**Objective**
Work through the material below line by line and say how many lines include the word "anomaly". Only the number, please.

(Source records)
(begin)
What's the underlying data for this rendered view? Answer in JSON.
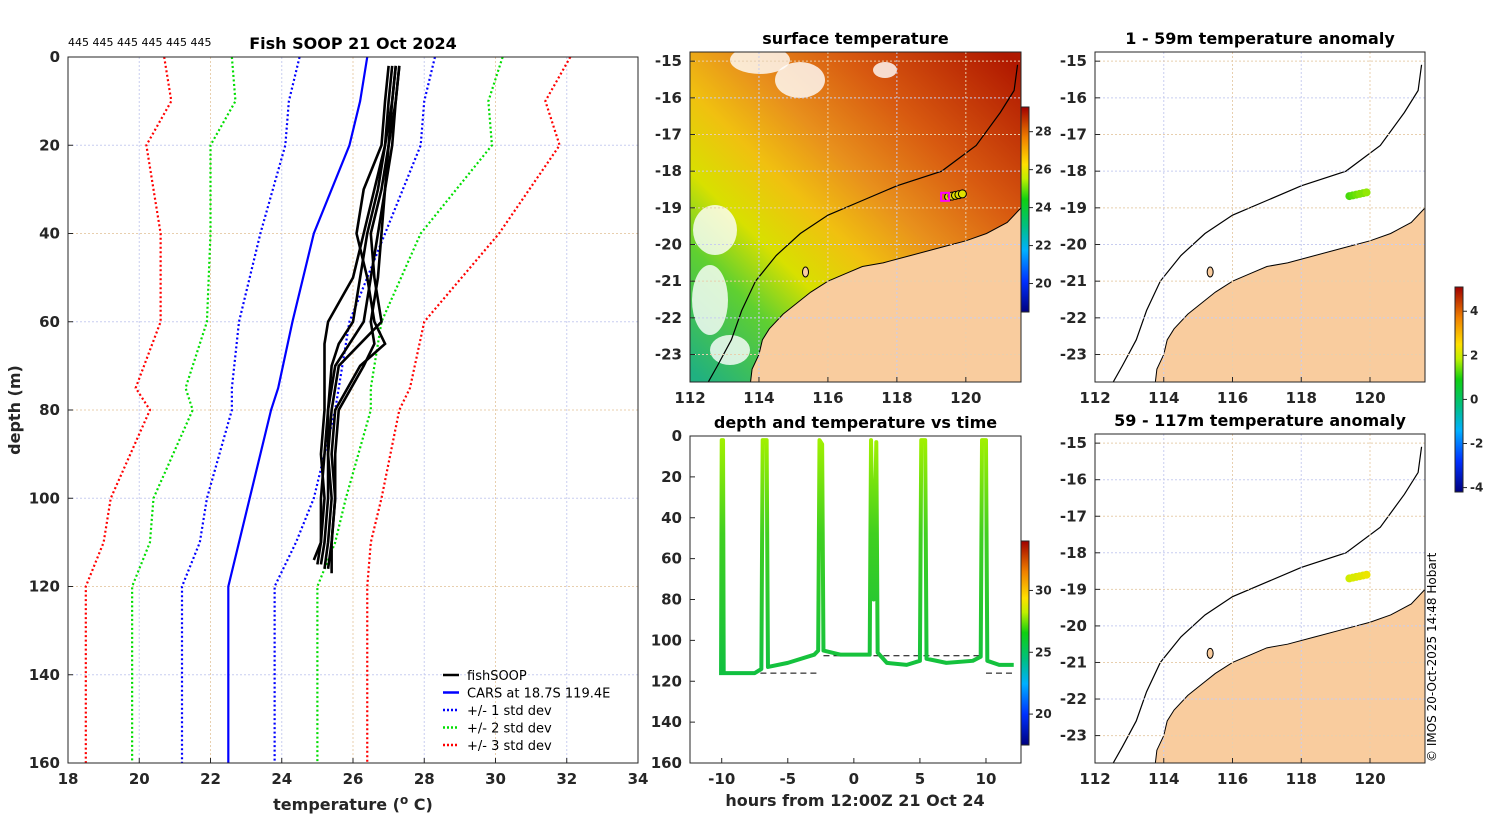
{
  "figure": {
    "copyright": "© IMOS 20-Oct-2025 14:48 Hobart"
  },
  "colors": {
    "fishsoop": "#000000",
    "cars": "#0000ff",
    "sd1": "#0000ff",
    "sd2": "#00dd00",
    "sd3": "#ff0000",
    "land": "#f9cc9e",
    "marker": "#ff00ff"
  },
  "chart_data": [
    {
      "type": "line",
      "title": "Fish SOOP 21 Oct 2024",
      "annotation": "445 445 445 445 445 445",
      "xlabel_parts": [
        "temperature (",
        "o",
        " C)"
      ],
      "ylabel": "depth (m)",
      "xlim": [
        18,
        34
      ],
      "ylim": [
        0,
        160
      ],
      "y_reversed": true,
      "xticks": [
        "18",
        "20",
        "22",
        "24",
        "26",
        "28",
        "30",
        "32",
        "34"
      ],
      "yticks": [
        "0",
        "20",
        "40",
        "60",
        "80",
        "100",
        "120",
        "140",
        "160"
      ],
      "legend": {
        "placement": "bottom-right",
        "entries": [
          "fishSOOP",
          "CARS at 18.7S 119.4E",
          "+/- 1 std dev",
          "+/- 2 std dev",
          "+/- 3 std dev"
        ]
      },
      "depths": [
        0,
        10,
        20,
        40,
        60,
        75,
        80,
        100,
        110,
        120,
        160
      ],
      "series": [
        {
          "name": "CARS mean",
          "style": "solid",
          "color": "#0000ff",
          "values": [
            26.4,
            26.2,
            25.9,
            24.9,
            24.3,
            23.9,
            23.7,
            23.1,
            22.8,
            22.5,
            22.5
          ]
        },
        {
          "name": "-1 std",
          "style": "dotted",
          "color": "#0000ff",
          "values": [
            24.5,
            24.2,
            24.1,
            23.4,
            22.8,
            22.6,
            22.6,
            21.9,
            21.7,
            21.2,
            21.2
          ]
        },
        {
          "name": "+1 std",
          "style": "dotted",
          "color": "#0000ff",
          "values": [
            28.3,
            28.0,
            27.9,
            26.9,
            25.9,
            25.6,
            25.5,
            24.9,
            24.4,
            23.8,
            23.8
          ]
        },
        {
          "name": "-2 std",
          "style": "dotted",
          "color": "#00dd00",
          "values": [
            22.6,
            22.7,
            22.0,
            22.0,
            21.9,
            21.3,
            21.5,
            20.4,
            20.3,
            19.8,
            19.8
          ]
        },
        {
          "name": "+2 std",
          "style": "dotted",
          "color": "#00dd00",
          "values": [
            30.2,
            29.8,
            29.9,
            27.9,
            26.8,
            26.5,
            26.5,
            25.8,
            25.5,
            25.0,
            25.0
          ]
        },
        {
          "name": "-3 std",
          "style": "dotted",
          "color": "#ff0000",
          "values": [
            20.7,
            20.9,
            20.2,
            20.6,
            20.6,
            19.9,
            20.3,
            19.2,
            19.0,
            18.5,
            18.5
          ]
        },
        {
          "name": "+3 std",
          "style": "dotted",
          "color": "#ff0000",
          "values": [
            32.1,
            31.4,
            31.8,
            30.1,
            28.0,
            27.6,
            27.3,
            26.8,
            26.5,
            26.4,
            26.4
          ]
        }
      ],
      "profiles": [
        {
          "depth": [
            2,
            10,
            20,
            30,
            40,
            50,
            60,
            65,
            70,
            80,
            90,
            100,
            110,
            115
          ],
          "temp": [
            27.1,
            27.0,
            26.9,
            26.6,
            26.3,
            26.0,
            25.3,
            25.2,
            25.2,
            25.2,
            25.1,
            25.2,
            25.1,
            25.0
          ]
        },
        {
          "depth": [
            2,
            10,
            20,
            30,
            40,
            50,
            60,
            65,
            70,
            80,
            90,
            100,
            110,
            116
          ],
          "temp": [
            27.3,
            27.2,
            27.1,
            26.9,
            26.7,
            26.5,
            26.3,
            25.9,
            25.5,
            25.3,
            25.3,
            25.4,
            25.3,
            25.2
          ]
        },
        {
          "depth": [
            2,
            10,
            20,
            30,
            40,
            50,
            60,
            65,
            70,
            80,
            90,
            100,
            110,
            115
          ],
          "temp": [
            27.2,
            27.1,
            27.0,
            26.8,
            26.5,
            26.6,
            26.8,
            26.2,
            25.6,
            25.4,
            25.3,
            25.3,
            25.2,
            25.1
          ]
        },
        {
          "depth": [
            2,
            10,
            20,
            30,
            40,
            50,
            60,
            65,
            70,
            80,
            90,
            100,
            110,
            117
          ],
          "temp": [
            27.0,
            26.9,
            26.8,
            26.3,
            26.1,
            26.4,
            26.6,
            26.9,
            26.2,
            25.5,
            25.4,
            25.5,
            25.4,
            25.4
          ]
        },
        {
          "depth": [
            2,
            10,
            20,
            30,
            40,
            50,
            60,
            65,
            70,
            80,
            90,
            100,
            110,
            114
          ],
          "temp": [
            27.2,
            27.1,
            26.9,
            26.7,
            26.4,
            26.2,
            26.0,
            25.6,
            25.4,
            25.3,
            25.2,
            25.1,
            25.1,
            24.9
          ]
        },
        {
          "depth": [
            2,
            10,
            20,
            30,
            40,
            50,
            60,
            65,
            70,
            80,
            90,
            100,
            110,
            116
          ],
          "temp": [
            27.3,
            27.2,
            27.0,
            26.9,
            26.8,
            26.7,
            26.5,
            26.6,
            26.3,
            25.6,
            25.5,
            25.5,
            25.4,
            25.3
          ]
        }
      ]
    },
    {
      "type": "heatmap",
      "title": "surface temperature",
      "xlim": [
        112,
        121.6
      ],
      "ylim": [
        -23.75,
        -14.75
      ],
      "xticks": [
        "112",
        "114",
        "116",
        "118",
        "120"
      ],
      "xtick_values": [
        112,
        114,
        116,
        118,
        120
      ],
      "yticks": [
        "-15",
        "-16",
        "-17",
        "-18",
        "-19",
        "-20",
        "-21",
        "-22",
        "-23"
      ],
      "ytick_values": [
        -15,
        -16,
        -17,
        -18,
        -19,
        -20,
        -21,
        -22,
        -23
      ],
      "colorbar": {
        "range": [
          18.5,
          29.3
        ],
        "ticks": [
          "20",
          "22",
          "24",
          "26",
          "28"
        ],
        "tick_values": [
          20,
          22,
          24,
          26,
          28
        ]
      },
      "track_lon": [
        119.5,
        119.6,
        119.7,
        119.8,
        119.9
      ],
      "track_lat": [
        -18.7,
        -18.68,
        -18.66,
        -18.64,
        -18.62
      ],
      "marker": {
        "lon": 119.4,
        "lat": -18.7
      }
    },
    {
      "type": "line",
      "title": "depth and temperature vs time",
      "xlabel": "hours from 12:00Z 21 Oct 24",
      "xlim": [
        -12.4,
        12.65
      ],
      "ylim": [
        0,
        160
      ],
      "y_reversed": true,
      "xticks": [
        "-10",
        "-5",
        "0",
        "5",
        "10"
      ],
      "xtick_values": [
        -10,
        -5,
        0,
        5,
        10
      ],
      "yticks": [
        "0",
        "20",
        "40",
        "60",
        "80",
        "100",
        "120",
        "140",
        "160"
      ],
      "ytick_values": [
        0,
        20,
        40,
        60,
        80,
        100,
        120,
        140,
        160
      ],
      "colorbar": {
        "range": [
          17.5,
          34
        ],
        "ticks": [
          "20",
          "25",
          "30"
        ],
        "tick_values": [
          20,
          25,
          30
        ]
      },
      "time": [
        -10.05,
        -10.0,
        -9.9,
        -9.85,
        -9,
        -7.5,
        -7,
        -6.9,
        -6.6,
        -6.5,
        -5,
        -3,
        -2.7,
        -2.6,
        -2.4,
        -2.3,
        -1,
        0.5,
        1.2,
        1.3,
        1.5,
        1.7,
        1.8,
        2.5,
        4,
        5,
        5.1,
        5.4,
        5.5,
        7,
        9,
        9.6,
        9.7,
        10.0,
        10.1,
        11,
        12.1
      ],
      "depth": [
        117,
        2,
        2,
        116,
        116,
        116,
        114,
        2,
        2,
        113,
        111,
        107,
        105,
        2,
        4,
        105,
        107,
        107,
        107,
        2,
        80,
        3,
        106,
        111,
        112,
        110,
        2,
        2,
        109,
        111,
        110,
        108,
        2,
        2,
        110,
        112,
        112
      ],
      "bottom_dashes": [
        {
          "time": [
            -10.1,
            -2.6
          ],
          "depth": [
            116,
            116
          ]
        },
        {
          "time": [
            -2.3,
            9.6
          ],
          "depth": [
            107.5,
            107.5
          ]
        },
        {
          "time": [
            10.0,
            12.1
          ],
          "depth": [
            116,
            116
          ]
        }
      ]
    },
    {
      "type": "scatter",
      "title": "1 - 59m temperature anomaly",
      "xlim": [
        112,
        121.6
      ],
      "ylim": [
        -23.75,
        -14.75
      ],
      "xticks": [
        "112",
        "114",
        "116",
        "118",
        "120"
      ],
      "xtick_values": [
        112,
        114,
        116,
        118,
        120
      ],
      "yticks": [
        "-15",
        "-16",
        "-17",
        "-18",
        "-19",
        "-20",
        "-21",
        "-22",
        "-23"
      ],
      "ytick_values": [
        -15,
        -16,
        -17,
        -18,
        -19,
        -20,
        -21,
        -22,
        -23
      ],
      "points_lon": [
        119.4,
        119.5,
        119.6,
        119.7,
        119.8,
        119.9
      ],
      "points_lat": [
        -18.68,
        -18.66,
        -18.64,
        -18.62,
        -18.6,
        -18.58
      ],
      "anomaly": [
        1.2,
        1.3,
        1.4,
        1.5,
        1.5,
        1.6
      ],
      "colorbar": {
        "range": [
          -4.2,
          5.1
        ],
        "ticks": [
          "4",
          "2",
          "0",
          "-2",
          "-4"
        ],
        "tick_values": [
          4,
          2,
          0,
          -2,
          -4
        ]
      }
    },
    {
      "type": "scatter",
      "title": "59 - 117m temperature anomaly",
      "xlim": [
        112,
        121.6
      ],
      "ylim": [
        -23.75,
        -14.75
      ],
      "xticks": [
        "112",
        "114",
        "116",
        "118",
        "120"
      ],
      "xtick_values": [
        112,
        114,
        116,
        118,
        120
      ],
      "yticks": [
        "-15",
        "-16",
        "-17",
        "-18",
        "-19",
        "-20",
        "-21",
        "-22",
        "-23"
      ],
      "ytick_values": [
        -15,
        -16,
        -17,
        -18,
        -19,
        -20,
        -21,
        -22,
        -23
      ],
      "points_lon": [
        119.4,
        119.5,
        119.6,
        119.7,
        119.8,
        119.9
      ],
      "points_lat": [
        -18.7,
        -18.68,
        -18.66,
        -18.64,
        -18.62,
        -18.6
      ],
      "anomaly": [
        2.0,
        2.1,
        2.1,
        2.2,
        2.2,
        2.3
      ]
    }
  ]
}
(end)
(begin)
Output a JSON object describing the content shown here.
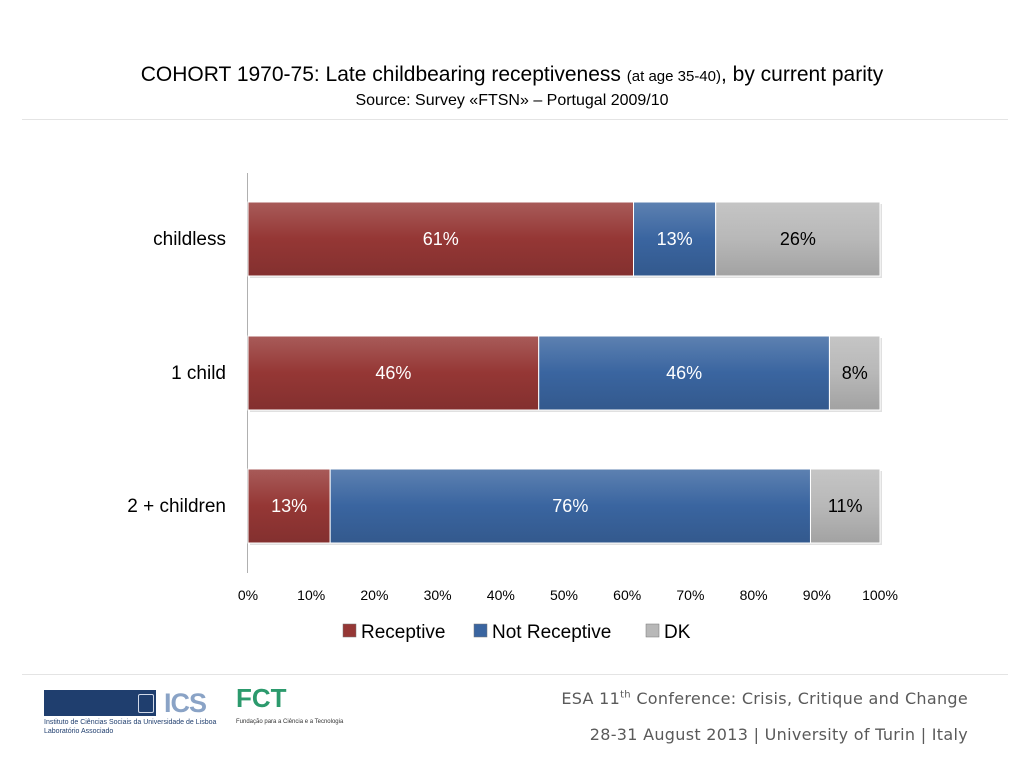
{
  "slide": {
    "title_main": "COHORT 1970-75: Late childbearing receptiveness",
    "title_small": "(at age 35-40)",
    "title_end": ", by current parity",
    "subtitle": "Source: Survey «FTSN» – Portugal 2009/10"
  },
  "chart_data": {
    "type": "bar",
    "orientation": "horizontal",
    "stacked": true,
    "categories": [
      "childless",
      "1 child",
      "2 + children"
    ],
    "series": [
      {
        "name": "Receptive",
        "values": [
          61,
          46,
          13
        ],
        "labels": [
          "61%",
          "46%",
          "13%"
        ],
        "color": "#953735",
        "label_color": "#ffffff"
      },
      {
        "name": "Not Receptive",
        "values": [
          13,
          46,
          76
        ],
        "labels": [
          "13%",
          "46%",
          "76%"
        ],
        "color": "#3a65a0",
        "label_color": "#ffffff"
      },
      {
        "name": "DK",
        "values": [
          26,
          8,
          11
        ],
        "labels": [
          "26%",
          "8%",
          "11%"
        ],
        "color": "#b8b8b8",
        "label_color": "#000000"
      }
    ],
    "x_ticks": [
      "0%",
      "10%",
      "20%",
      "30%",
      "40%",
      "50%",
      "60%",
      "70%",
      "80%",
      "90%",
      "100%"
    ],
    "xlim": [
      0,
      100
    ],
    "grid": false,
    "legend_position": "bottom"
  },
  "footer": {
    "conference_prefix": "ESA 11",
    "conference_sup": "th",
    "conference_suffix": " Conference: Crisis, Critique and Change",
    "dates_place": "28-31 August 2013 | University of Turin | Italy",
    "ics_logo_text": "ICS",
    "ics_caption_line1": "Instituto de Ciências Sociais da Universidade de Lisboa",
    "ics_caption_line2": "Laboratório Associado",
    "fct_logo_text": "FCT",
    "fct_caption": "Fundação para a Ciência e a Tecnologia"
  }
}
(end)
**Answer to this exercise**
4